Seek out every line containing the word "ring", and copy each.
--- Start Dataset rows ---
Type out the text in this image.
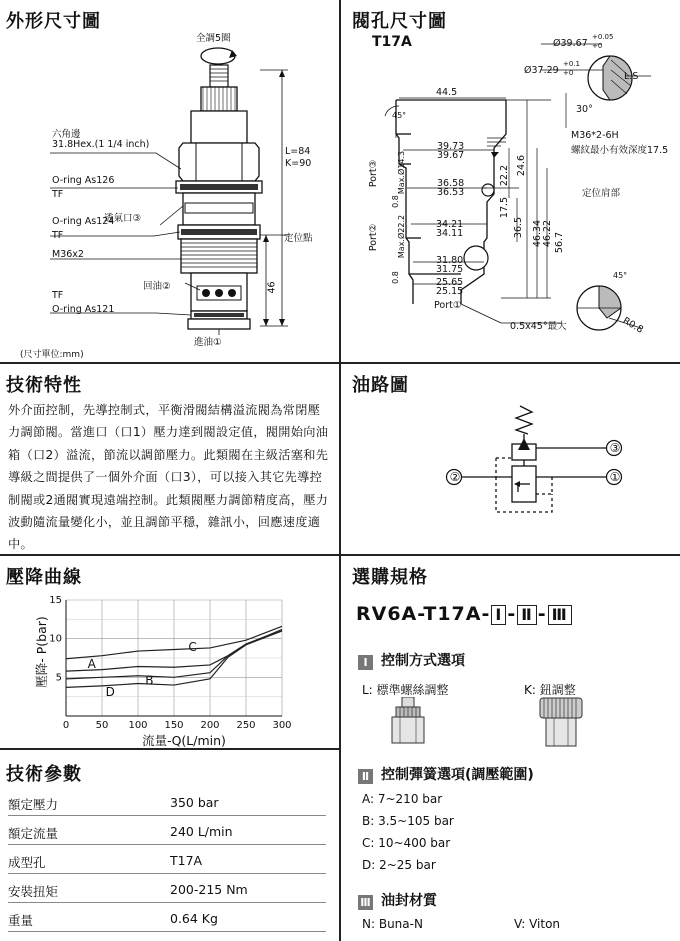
外形尺寸圖
全調5圈
六角邊
31.8Hex.(1 1/4 inch)
O-ring As126
TF
O-ring As124
透氣口③
TF
M36x2
回油②
TF
O-ring As121
進油①
L=84
K=90
定位點
46
(尺寸單位:mm)
閥孔尺寸圖
T17A	Ø39.67
+0.05
+0
Ø37.29
+0.1
+0	L.S
30°
44.5
45°
M36*2-6H
螺紋最小有效深度17.5
39.73
39.67
Port③ Max.Ø14.3	36.58
36.53	定位肩部
0.8	17.5
22.2 24.6
34.21
34.11
Port② Max.Ø22.2	36.5 46.34 46.22 56.7
31.80
31.75
0.8	25.65
25.15
Port①
45°
0.5x45°最大	R0.8
技術特性
外介面控制，先導控制式，平衡滑閥結構溢流閥為常閉壓力調節閥。當進口（口1）壓力達到閥設定值，閥開始向油箱（口2）溢流，節流以調節壓力。此類閥在主級活塞和先導級之間提供了一個外介面（口3），可以接入其它先導控制閥或2通閥實現遠端控制。此類閥壓力調節精度高，壓力波動隨流量變化小，並且調節平穩，雜訊小，回應速度適中。
油路圖
②	①
③
壓降曲線
0	50 100 150 200 250 300
5
10
15
流量-Q(L/min)
壓降- P(bar)	A
C
B
D
技術參數
額定壓力	350 bar
額定流量	240 L/min
成型孔	T17A
安裝扭矩	200-215 Nm
重量	0.64 Kg
選購規格
RV6A-T17A- Ⅰ - Ⅱ - Ⅲ
Ⅰ 控制方式選項
L: 標準螺絲調整	K: 鈕調整
Ⅱ 控制彈簧選項(調壓範圍)
A: 7~210 bar
B: 3.5~105 bar
C: 10~400 bar
D: 2~25 bar
Ⅲ 油封材質
N: Buna-N	V: Viton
--- End Dataset rows ---
◆ **Solution to this task**
O-ring As126
O-ring As124
O-ring As121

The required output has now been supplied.